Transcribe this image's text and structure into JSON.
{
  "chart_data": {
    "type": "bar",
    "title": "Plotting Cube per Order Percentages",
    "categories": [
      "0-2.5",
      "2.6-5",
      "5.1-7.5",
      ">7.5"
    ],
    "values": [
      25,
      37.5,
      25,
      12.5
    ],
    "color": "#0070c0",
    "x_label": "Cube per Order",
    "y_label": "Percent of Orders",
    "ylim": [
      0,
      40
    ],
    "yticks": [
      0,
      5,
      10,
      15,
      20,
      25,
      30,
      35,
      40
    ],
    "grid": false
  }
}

### Directive
Write out every entry exactly as given.

### Written answer
Transcribe this image's text and structure into JSON.
{
  "chart_data": {
    "type": "bar",
    "title": "Plotting Cube per Order Percentages",
    "categories": [
      "0-2.5",
      "2.6-5",
      "5.1-7.5",
      ">7.5"
    ],
    "values": [
      25,
      37.5,
      25,
      12.5
    ],
    "color": "#0070c0",
    "x_label": "Cube per Order",
    "y_label": "Percent of Orders",
    "ylim": [
      0,
      40
    ],
    "yticks": [
      0,
      5,
      10,
      15,
      20,
      25,
      30,
      35,
      40
    ],
    "grid": false
  }
}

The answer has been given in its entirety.